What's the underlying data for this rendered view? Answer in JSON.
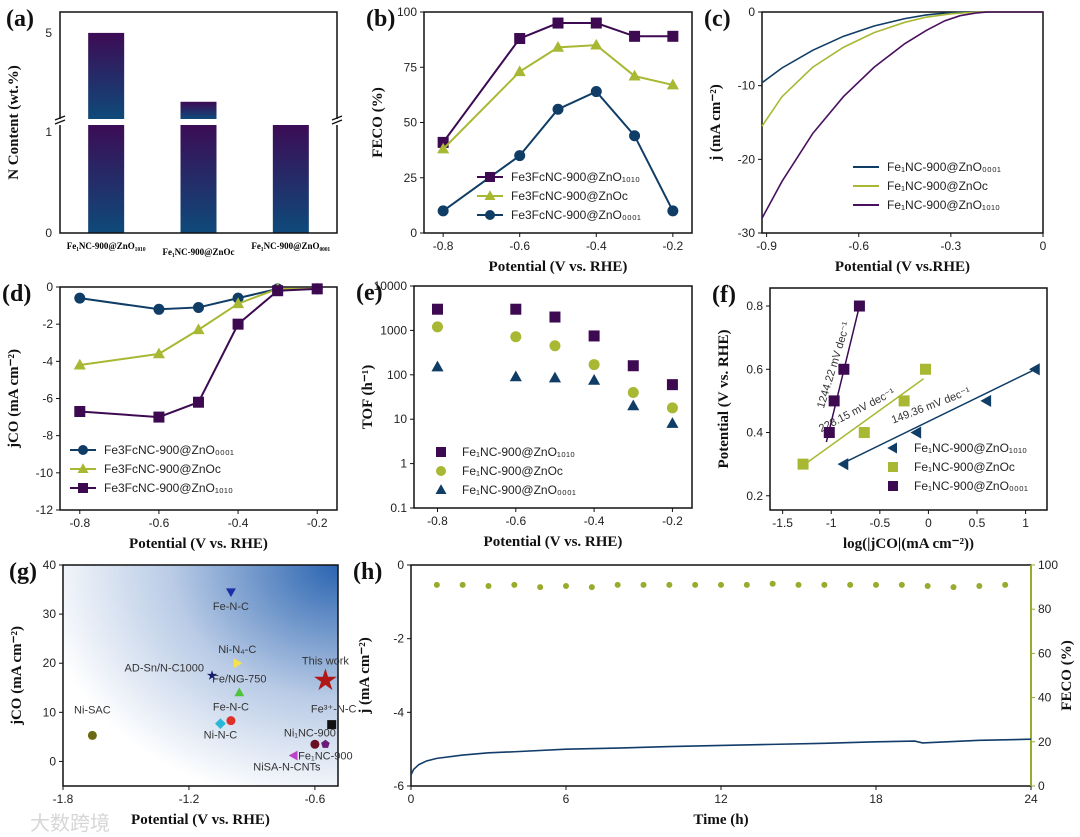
{
  "watermark": "大数跨境",
  "chart_data": [
    {
      "id": "a",
      "label": "(a)",
      "type": "bar",
      "ylabel": "N Content (wt.%)",
      "categories": [
        "Fe₁NC-900@ZnO₁₀₁₀",
        "Fe₁NC-900@ZnOc",
        "Fe₁NC-900@ZnO₀₀₀₁"
      ],
      "values": [
        5.0,
        2.6,
        1.1
      ],
      "yticks": [
        "0",
        "1",
        "5"
      ],
      "ylim": [
        0,
        5.3
      ],
      "axis_break": true,
      "colors": {
        "top": "#3d0b55",
        "bottom": "#0e4a7a"
      }
    },
    {
      "id": "b",
      "label": "(b)",
      "type": "line",
      "xlabel": "Potential (V vs. RHE)",
      "ylabel": "FECO (%)",
      "xlim": [
        -0.85,
        -0.15
      ],
      "ylim": [
        0,
        100
      ],
      "xticks": [
        -0.8,
        -0.6,
        -0.4,
        -0.2
      ],
      "yticks": [
        0,
        25,
        50,
        75,
        100
      ],
      "legend": "bottom-right",
      "series": [
        {
          "name": "Fe3FcNC-900@ZnO₁₀₁₀",
          "color": "#3d0a52",
          "marker": "square",
          "x": [
            -0.8,
            -0.6,
            -0.5,
            -0.4,
            -0.3,
            -0.2
          ],
          "y": [
            41,
            88,
            95,
            95,
            89,
            89
          ]
        },
        {
          "name": "Fe3FcNC-900@ZnOc",
          "color": "#a8b832",
          "marker": "triangle",
          "x": [
            -0.8,
            -0.6,
            -0.5,
            -0.4,
            -0.3,
            -0.2
          ],
          "y": [
            38,
            73,
            84,
            85,
            71,
            67
          ]
        },
        {
          "name": "Fe3FcNC-900@ZnO₀₀₀₁",
          "color": "#0f3d66",
          "marker": "circle",
          "x": [
            -0.8,
            -0.6,
            -0.5,
            -0.4,
            -0.3,
            -0.2
          ],
          "y": [
            10,
            35,
            56,
            64,
            44,
            10
          ]
        }
      ]
    },
    {
      "id": "c",
      "label": "(c)",
      "type": "line",
      "xlabel": "Potential (V vs.RHE)",
      "ylabel": "j (mA cm⁻²)",
      "xlim": [
        -0.915,
        0
      ],
      "ylim": [
        -30,
        0
      ],
      "xticks": [
        -0.9,
        -0.6,
        -0.3,
        0.0
      ],
      "yticks": [
        -30,
        -20,
        -10,
        0
      ],
      "legend": "bottom-right",
      "series": [
        {
          "name": "Fe₁NC-900@ZnO₀₀₀₁",
          "color": "#0f3d66",
          "marker": "none",
          "x": [
            -0.915,
            -0.85,
            -0.75,
            -0.65,
            -0.55,
            -0.45,
            -0.38,
            -0.32,
            -0.28,
            -0.2,
            0
          ],
          "y": [
            -9.6,
            -7.6,
            -5.2,
            -3.3,
            -1.9,
            -0.9,
            -0.4,
            -0.15,
            -0.05,
            0,
            0
          ]
        },
        {
          "name": "Fe₁NC-900@ZnOc",
          "color": "#a8b832",
          "marker": "none",
          "x": [
            -0.915,
            -0.85,
            -0.75,
            -0.65,
            -0.55,
            -0.45,
            -0.38,
            -0.3,
            -0.25,
            -0.2,
            0
          ],
          "y": [
            -15.5,
            -11.5,
            -7.5,
            -4.8,
            -2.8,
            -1.4,
            -0.7,
            -0.25,
            -0.1,
            0,
            0
          ]
        },
        {
          "name": "Fe₁NC-900@ZnO₁₀₁₀",
          "color": "#4a1060",
          "marker": "none",
          "x": [
            -0.915,
            -0.85,
            -0.75,
            -0.65,
            -0.55,
            -0.45,
            -0.38,
            -0.32,
            -0.27,
            -0.22,
            -0.18,
            0
          ],
          "y": [
            -28,
            -23,
            -16.5,
            -11.5,
            -7.5,
            -4.3,
            -2.5,
            -1.2,
            -0.5,
            -0.15,
            0,
            0
          ]
        }
      ]
    },
    {
      "id": "d",
      "label": "(d)",
      "type": "line",
      "xlabel": "Potential (V vs. RHE)",
      "ylabel": "jCO (mA cm⁻²)",
      "xlim": [
        -0.85,
        -0.15
      ],
      "ylim": [
        -12,
        0
      ],
      "xticks": [
        -0.8,
        -0.6,
        -0.4,
        -0.2
      ],
      "yticks": [
        -12,
        -10,
        -8,
        -6,
        -4,
        -2,
        0
      ],
      "legend": "bottom-left",
      "series": [
        {
          "name": "Fe3FcNC-900@ZnO₀₀₀₁",
          "color": "#0f3d66",
          "marker": "circle",
          "x": [
            -0.8,
            -0.6,
            -0.5,
            -0.4,
            -0.3,
            -0.2
          ],
          "y": [
            -0.6,
            -1.2,
            -1.1,
            -0.6,
            -0.1,
            -0.1
          ]
        },
        {
          "name": "Fe3FcNC-900@ZnOc",
          "color": "#a8b832",
          "marker": "triangle",
          "x": [
            -0.8,
            -0.6,
            -0.5,
            -0.4,
            -0.3,
            -0.2
          ],
          "y": [
            -4.2,
            -3.6,
            -2.3,
            -0.9,
            -0.1,
            -0.1
          ]
        },
        {
          "name": "Fe3FcNC-900@ZnO₁₀₁₀",
          "color": "#3d0a52",
          "marker": "square",
          "x": [
            -0.8,
            -0.6,
            -0.5,
            -0.4,
            -0.3,
            -0.2
          ],
          "y": [
            -6.7,
            -7.0,
            -6.2,
            -2.0,
            -0.2,
            -0.1
          ]
        }
      ]
    },
    {
      "id": "e",
      "label": "(e)",
      "type": "scatter",
      "xlabel": "Potential (V vs. RHE)",
      "ylabel": "TOF (h⁻¹)",
      "xlim": [
        -0.86,
        -0.15
      ],
      "ylim": [
        0.1,
        10000
      ],
      "yscale": "log",
      "xticks": [
        -0.8,
        -0.6,
        -0.4,
        -0.2
      ],
      "yticks": [
        "0.1",
        "1",
        "10",
        "100",
        "1000",
        "10000"
      ],
      "legend": "bottom-left",
      "series": [
        {
          "name": "Fe₁NC-900@ZnO₁₀₁₀",
          "color": "#3d0a52",
          "marker": "square",
          "x": [
            -0.8,
            -0.6,
            -0.5,
            -0.4,
            -0.3,
            -0.2
          ],
          "y": [
            3000,
            3000,
            2000,
            750,
            160,
            60
          ]
        },
        {
          "name": "Fe₁NC-900@ZnOc",
          "color": "#a8b832",
          "marker": "circle",
          "x": [
            -0.8,
            -0.6,
            -0.5,
            -0.4,
            -0.3,
            -0.2
          ],
          "y": [
            1200,
            720,
            450,
            170,
            40,
            18
          ]
        },
        {
          "name": "Fe₁NC-900@ZnO₀₀₀₁",
          "color": "#0f3d66",
          "marker": "triangle",
          "x": [
            -0.8,
            -0.6,
            -0.5,
            -0.4,
            -0.3,
            -0.2
          ],
          "y": [
            150,
            90,
            85,
            75,
            20,
            8
          ]
        }
      ]
    },
    {
      "id": "f",
      "label": "(f)",
      "type": "scatter",
      "xlabel": "log(|jCO|(mA cm⁻²))",
      "ylabel": "Potential (V vs. RHE)",
      "xlim": [
        -1.63,
        1.22
      ],
      "ylim": [
        0.155,
        0.857
      ],
      "xticks": [
        -1.5,
        -1.0,
        -0.5,
        0.0,
        0.5,
        1.0
      ],
      "yticks": [
        0.2,
        0.4,
        0.6,
        0.8
      ],
      "legend": "bottom-right",
      "series": [
        {
          "name": "Fe₁NC-900@ZnO₁₀₁₀",
          "color": "#0f3d66",
          "marker": "triangle-left",
          "x": [
            -0.87,
            -0.12,
            0.6,
            1.1
          ],
          "y": [
            0.3,
            0.4,
            0.5,
            0.6
          ],
          "fit": [
            [
              -0.9,
              0.3
            ],
            [
              1.1,
              0.6
            ]
          ],
          "annotation": "149.36 mV dec⁻¹",
          "ann_angle": -21
        },
        {
          "name": "Fe₁NC-900@ZnOc",
          "color": "#a8b832",
          "marker": "square",
          "x": [
            -1.29,
            -0.66,
            -0.25,
            -0.03
          ],
          "y": [
            0.3,
            0.4,
            0.5,
            0.6
          ],
          "fit": [
            [
              -1.27,
              0.3
            ],
            [
              -0.05,
              0.57
            ]
          ],
          "annotation": "228.15 mV dec⁻¹",
          "ann_angle": -27
        },
        {
          "name": "Fe₁NC-900@ZnO₀₀₀₁",
          "color": "#3d0a52",
          "marker": "square",
          "x": [
            -1.02,
            -0.97,
            -0.87,
            -0.71
          ],
          "y": [
            0.4,
            0.5,
            0.6,
            0.8
          ],
          "fit": [
            [
              -1.05,
              0.37
            ],
            [
              -0.71,
              0.8
            ]
          ],
          "annotation": "1244.22 mV dec⁻¹",
          "ann_angle": -73
        }
      ]
    },
    {
      "id": "g",
      "label": "(g)",
      "type": "scatter",
      "xlabel": "Potential (V vs. RHE)",
      "ylabel": "jCO (mA cm⁻²)",
      "xlim": [
        -1.8,
        -0.49
      ],
      "ylim": [
        -5,
        40
      ],
      "xticks": [
        -1.8,
        -1.2,
        -0.6
      ],
      "yticks": [
        0,
        10,
        20,
        30,
        40
      ],
      "points": [
        {
          "name": "Ni-SAC",
          "x": -1.66,
          "y": 5.3,
          "color": "#6b6a12",
          "marker": "circle"
        },
        {
          "name": "Fe-N-C",
          "x": -1.0,
          "y": 34.5,
          "color": "#1c2fa8",
          "marker": "triangle-down"
        },
        {
          "name": "AD-Sn/N-C1000",
          "x": -1.09,
          "y": 17.5,
          "color": "#151a6e",
          "marker": "star"
        },
        {
          "name": "Ni-N₄-C",
          "x": -0.97,
          "y": 20,
          "color": "#f5e24a",
          "marker": "triangle-right"
        },
        {
          "name": "Fe/NG-750",
          "x": -0.96,
          "y": 14,
          "color": "#4cc43c",
          "marker": "triangle"
        },
        {
          "name": "This work",
          "x": -0.55,
          "y": 16.5,
          "color": "#b01818",
          "marker": "star-big"
        },
        {
          "name": "Fe-N-C",
          "x": -1.0,
          "y": 8.3,
          "color": "#e0302a",
          "marker": "circle"
        },
        {
          "name": "Ni-N-C",
          "x": -1.05,
          "y": 7.7,
          "color": "#2ab8d8",
          "marker": "diamond"
        },
        {
          "name": "Fe³⁺-N-C",
          "x": -0.52,
          "y": 7.5,
          "color": "#111",
          "marker": "square"
        },
        {
          "name": "Ni₁NC-900",
          "x": -0.6,
          "y": 3.5,
          "color": "#6b1020",
          "marker": "circle"
        },
        {
          "name": "Fe₁NC-900",
          "x": -0.55,
          "y": 3.5,
          "color": "#6a1a78",
          "marker": "pentagon"
        },
        {
          "name": "NiSA-N-CNTs",
          "x": -0.7,
          "y": 1.2,
          "color": "#c040c8",
          "marker": "triangle-left"
        }
      ]
    },
    {
      "id": "h",
      "label": "(h)",
      "type": "line",
      "xlabel": "Time (h)",
      "ylabel": "j (mA cm⁻²)",
      "ylabel_right": "FECO (%)",
      "xlim": [
        0,
        24
      ],
      "ylim": [
        -6,
        0
      ],
      "ylim_right": [
        0,
        100
      ],
      "xticks": [
        0,
        6,
        12,
        18,
        24
      ],
      "yticks": [
        -6,
        -4,
        -2,
        0
      ],
      "yticks_right": [
        0,
        20,
        40,
        60,
        80,
        100
      ],
      "series": [
        {
          "name": "j",
          "axis": "left",
          "color": "#123c6a",
          "marker": "none",
          "x": [
            0,
            0.1,
            0.3,
            0.6,
            1,
            2,
            3,
            4,
            6,
            8,
            10,
            12,
            14,
            16,
            18,
            19.5,
            19.8,
            22,
            24
          ],
          "y": [
            -5.7,
            -5.55,
            -5.42,
            -5.32,
            -5.25,
            -5.16,
            -5.1,
            -5.07,
            -5.0,
            -4.97,
            -4.93,
            -4.9,
            -4.87,
            -4.84,
            -4.8,
            -4.78,
            -4.83,
            -4.76,
            -4.73
          ]
        },
        {
          "name": "FECO",
          "axis": "right",
          "color": "#9aaa2c",
          "marker": "circle",
          "x": [
            1,
            2,
            3,
            4,
            5,
            6,
            7,
            8,
            9,
            10,
            11,
            12,
            13,
            14,
            15,
            16,
            17,
            18,
            19,
            20,
            21,
            22,
            23
          ],
          "y": [
            91,
            91,
            90.5,
            91,
            90,
            90.5,
            90,
            91,
            91,
            91,
            91,
            91,
            91,
            91.5,
            91,
            91,
            91,
            91,
            91,
            90.5,
            90,
            90.5,
            91
          ]
        }
      ]
    }
  ]
}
==================================================
[Your objective]: Pull every line containing the word "triangle" out of the material.

[Written solution]:
          "marker": "triangle",
          "marker": "triangle",
          "marker": "triangle",
          "marker": "triangle-left",
          "marker": "triangle-down"
          "marker": "triangle-right"
          "marker": "triangle"
          "marker": "triangle-left"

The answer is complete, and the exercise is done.